GIVEN EXERCISE: Repeat the records word for word, excluding any picture.

RECORDS:
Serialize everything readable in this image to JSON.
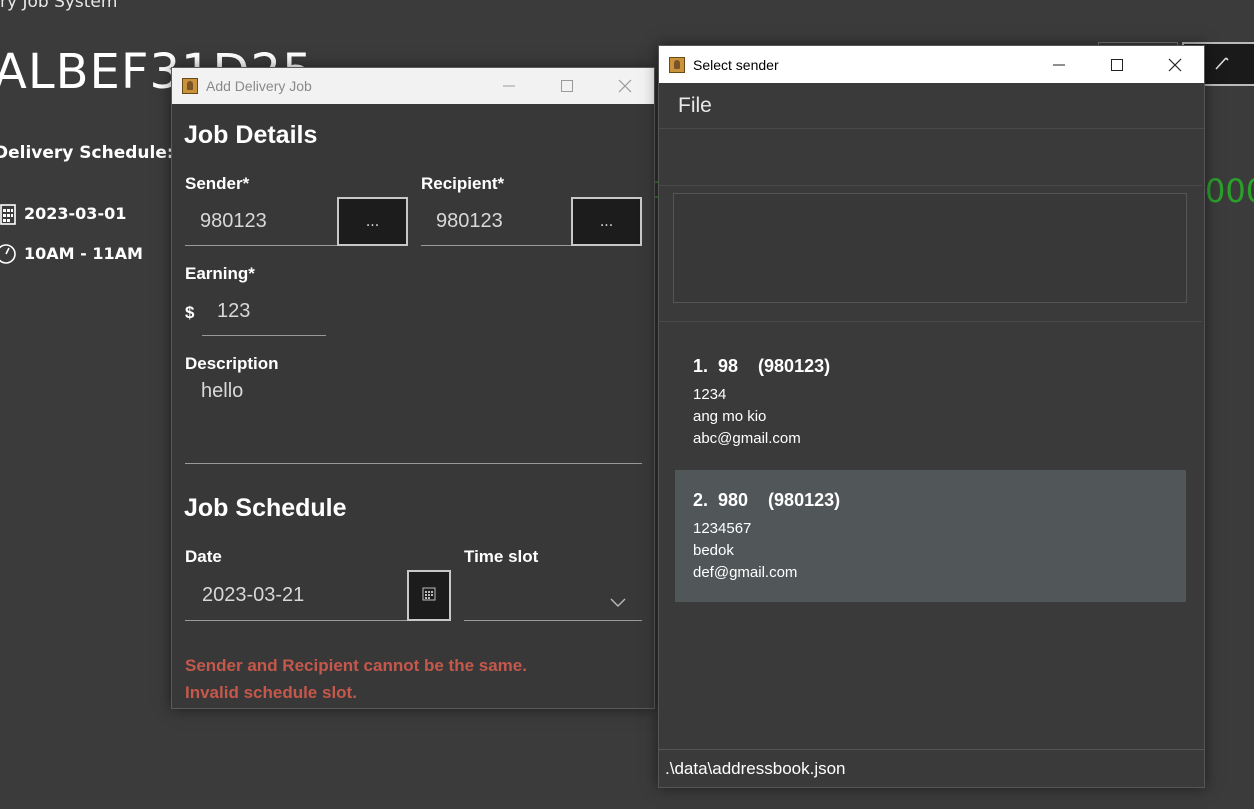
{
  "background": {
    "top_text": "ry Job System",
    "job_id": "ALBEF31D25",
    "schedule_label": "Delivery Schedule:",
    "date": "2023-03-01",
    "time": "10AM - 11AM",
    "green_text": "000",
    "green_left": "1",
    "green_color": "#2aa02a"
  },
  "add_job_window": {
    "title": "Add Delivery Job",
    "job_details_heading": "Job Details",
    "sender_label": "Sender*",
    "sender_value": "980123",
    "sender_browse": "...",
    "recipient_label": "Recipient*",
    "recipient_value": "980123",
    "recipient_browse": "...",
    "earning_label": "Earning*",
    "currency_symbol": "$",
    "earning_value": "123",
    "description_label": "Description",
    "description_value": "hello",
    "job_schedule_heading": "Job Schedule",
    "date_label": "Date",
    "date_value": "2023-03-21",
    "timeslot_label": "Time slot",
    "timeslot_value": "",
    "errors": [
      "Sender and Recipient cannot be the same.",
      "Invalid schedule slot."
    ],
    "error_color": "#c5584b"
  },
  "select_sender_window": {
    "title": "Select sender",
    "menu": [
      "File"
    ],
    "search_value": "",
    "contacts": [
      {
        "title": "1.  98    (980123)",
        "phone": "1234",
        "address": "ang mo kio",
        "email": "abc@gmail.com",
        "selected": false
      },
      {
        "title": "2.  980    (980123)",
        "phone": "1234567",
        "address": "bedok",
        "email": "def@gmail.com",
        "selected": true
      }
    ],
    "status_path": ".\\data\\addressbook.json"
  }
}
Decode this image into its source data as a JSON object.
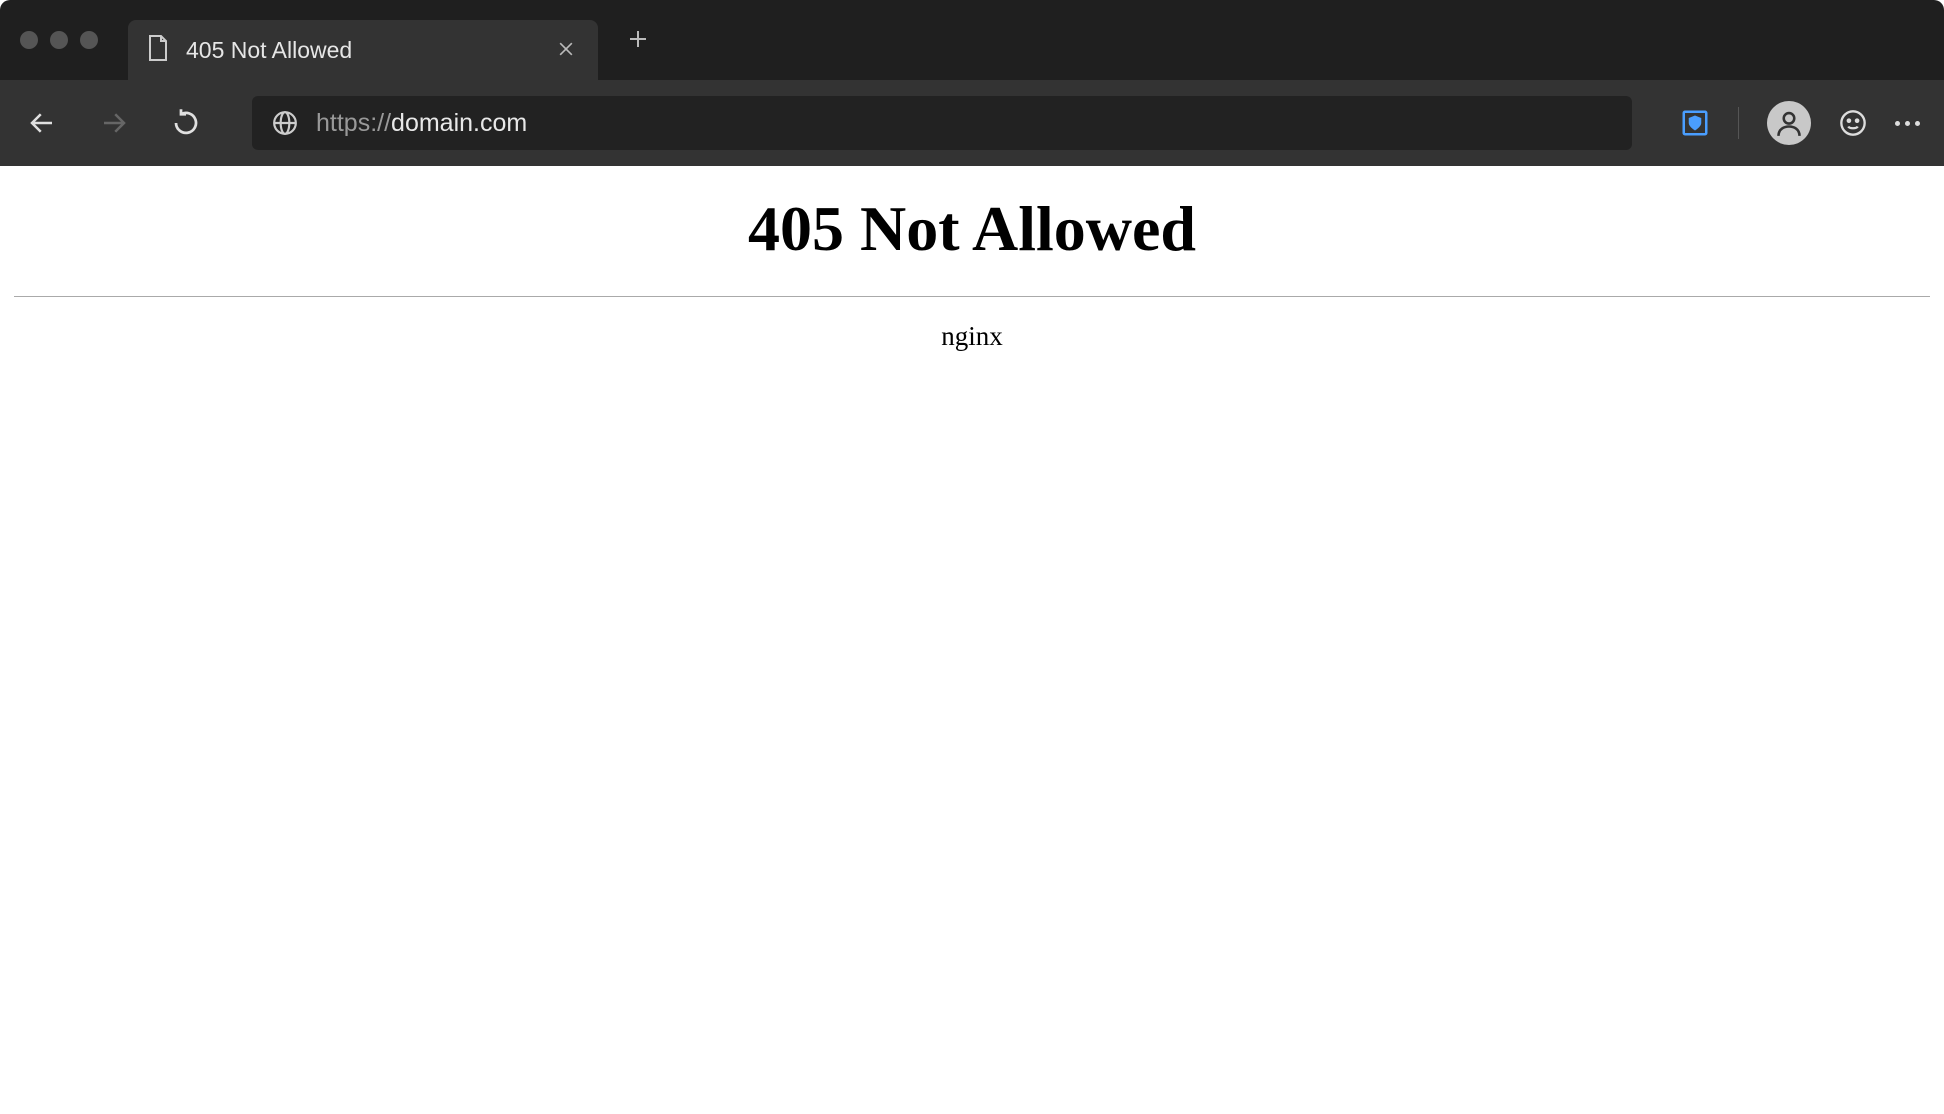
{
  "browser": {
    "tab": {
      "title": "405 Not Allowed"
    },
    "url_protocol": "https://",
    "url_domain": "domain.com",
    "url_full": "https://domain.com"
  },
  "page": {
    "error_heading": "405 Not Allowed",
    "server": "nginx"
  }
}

RESULT:
Serialize everything readable in this image to JSON.
{
  "background": {
    "top_text": "ry Job System",
    "job_id": "ALBEF31D25",
    "schedule_label": "Delivery Schedule:",
    "date": "2023-03-01",
    "time": "10AM - 11AM",
    "green_text": "000",
    "green_left": "1",
    "green_color": "#2aa02a"
  },
  "add_job_window": {
    "title": "Add Delivery Job",
    "job_details_heading": "Job Details",
    "sender_label": "Sender*",
    "sender_value": "980123",
    "sender_browse": "...",
    "recipient_label": "Recipient*",
    "recipient_value": "980123",
    "recipient_browse": "...",
    "earning_label": "Earning*",
    "currency_symbol": "$",
    "earning_value": "123",
    "description_label": "Description",
    "description_value": "hello",
    "job_schedule_heading": "Job Schedule",
    "date_label": "Date",
    "date_value": "2023-03-21",
    "timeslot_label": "Time slot",
    "timeslot_value": "",
    "errors": [
      "Sender and Recipient cannot be the same.",
      "Invalid schedule slot."
    ],
    "error_color": "#c5584b"
  },
  "select_sender_window": {
    "title": "Select sender",
    "menu": [
      "File"
    ],
    "search_value": "",
    "contacts": [
      {
        "title": "1.  98    (980123)",
        "phone": "1234",
        "address": "ang mo kio",
        "email": "abc@gmail.com",
        "selected": false
      },
      {
        "title": "2.  980    (980123)",
        "phone": "1234567",
        "address": "bedok",
        "email": "def@gmail.com",
        "selected": true
      }
    ],
    "status_path": ".\\data\\addressbook.json"
  }
}
Decode this image into its source data as a JSON object.
{
  "browser": {
    "tab": {
      "title": "405 Not Allowed"
    },
    "url_protocol": "https://",
    "url_domain": "domain.com",
    "url_full": "https://domain.com"
  },
  "page": {
    "error_heading": "405 Not Allowed",
    "server": "nginx"
  }
}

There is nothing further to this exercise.